> **Selected excerpt**
St. Andrew Cross - Symbol of the Disciples of ChristFebruary 5, 2006

Lift Every Voice and Sing:
With Healing, Praising Prayer

Isaiah 40.28-31
Mark 1.29-39

As Mrs. Osuga shared with us at the beginning of worship this morning, we have been asked by our Regional Minister and President, Dr. William Edwards to enter, as a congregation, a time of spiritual discernment. We are a church in covenant, Bill is our Regional Minister and President, he is my friend of more than twenty-five years, he is not our bishop, and it is true that he cannot order us into discernment. But as your spiritual and pastoral leader, I want you to know that any decisions we make will be stronger and more faithful if they are bathed in prayer and study, and in every other spiritual discipline we have at our disposal. So I am going to do more than recommend we enter this process, I believe that we must do this because a time of spiritual discernment can, if we let it, change our attitudes, invoke God as we plan, and strengthen our life together. It is discernment time. It is time to be still and know that God is God (Psalm 46.10).

> **Dataset listing**
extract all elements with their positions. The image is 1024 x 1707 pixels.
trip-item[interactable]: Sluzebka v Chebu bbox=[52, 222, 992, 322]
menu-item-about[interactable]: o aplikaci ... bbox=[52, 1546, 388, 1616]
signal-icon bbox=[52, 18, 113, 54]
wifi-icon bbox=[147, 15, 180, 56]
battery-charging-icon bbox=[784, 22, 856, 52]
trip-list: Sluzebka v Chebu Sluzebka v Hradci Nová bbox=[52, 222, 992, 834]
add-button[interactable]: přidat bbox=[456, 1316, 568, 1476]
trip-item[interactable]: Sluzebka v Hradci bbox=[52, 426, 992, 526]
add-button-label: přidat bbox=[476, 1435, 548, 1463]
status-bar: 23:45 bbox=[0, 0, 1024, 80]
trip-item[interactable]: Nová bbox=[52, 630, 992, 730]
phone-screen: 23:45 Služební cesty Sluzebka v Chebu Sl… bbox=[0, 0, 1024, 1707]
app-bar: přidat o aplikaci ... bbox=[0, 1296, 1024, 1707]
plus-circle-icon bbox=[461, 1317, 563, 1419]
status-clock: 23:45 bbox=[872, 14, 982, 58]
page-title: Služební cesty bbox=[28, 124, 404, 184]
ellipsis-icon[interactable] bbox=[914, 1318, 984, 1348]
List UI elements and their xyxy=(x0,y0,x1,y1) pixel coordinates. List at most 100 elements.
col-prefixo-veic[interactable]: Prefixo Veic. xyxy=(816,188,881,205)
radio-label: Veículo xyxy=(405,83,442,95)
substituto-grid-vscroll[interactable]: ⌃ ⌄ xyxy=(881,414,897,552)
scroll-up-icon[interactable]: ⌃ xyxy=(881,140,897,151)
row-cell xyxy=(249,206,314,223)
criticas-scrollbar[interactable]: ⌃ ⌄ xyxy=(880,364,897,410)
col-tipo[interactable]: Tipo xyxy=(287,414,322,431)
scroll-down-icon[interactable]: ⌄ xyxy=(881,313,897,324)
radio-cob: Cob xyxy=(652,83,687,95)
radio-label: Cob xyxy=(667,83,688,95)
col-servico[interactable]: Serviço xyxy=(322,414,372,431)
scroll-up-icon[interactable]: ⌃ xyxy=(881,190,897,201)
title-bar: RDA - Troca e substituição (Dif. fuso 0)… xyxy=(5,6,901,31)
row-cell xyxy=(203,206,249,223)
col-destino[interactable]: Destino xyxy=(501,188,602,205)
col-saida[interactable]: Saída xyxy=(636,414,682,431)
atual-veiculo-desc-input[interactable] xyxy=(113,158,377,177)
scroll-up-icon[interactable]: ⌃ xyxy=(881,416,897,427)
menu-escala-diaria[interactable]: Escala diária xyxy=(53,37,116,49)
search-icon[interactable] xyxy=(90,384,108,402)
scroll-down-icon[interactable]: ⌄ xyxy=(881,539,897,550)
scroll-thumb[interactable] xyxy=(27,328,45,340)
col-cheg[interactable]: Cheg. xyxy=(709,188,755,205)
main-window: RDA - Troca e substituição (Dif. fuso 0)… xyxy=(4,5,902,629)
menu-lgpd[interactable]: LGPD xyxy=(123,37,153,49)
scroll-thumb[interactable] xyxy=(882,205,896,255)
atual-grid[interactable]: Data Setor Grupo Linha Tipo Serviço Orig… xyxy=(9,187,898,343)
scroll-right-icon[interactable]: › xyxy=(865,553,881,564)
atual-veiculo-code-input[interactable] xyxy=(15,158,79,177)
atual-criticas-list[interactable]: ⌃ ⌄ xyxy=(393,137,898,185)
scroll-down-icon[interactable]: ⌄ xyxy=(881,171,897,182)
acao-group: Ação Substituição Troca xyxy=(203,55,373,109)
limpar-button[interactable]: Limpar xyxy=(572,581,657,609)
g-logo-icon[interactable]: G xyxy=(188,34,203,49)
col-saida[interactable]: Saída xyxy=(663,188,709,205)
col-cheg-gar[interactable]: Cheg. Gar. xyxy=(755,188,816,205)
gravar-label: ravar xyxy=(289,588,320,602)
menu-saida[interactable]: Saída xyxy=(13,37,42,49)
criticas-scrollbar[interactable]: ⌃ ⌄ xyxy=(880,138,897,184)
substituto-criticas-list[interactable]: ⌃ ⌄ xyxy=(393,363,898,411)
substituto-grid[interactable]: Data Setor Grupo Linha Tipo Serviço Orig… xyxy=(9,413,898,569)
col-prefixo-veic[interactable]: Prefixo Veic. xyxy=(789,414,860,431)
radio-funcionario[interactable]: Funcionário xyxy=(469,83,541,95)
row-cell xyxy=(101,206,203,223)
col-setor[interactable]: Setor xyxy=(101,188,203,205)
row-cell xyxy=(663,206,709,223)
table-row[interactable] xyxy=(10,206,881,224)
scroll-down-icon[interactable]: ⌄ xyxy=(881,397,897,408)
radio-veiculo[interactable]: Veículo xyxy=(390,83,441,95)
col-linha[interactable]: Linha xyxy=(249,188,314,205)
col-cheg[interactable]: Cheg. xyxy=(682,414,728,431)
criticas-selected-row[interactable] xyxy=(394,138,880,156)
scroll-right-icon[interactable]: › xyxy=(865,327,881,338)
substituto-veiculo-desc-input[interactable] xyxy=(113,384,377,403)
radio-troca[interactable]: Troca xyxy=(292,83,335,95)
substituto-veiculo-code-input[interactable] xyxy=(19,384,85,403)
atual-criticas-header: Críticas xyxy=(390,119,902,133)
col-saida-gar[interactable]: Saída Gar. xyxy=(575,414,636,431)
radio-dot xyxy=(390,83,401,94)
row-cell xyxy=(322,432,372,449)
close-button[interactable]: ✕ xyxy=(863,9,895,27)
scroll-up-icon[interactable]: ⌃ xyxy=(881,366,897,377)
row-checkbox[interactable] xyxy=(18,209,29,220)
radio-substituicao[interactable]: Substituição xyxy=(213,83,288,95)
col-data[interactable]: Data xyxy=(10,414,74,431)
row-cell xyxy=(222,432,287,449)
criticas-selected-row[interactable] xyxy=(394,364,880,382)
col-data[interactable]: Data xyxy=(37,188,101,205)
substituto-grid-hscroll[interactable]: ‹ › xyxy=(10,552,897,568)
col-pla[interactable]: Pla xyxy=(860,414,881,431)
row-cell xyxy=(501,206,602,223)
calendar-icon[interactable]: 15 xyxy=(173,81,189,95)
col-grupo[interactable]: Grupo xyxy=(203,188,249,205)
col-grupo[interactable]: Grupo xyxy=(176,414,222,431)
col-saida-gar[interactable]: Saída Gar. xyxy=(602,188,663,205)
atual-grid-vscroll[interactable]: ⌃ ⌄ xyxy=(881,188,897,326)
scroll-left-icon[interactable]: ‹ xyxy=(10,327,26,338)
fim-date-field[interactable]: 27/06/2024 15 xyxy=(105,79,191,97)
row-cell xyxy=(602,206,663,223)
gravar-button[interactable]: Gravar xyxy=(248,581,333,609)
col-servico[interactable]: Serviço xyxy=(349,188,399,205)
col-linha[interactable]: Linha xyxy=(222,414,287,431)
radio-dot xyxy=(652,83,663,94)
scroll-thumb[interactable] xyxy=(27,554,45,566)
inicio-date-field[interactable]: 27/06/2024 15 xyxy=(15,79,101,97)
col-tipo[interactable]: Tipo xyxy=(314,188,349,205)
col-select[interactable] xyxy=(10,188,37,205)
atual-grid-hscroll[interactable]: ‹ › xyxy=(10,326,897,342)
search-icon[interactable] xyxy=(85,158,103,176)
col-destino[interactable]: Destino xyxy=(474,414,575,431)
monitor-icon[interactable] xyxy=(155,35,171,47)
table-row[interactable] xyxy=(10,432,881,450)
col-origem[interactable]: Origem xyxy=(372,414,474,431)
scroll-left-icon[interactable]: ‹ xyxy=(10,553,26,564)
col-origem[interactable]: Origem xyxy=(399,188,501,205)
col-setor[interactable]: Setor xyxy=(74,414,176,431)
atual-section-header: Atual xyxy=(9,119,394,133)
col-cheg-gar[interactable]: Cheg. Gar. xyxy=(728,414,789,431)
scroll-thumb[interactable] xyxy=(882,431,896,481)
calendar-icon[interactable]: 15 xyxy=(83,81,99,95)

> **Exercise tasks**
1/ In the sermon excerpt, who asked the congregation to enter a time of spiritual discernment?
2/ Write out the part of the listing that runs from its very start through the line containing "signal-icon bbox=[52, 18, 113, 54]", with both ends included.
The sermon excerpt and the listing have nothing to do with each other.

> **Task solutions**
1/ Dr. William Edwards, the Regional Minister and President.

2/
extract all elements with their positions. The image is 1024 x 1707 pixels.
trip-item[interactable]: Sluzebka v Chebu bbox=[52, 222, 992, 322]
menu-item-about[interactable]: o aplikaci ... bbox=[52, 1546, 388, 1616]
signal-icon bbox=[52, 18, 113, 54]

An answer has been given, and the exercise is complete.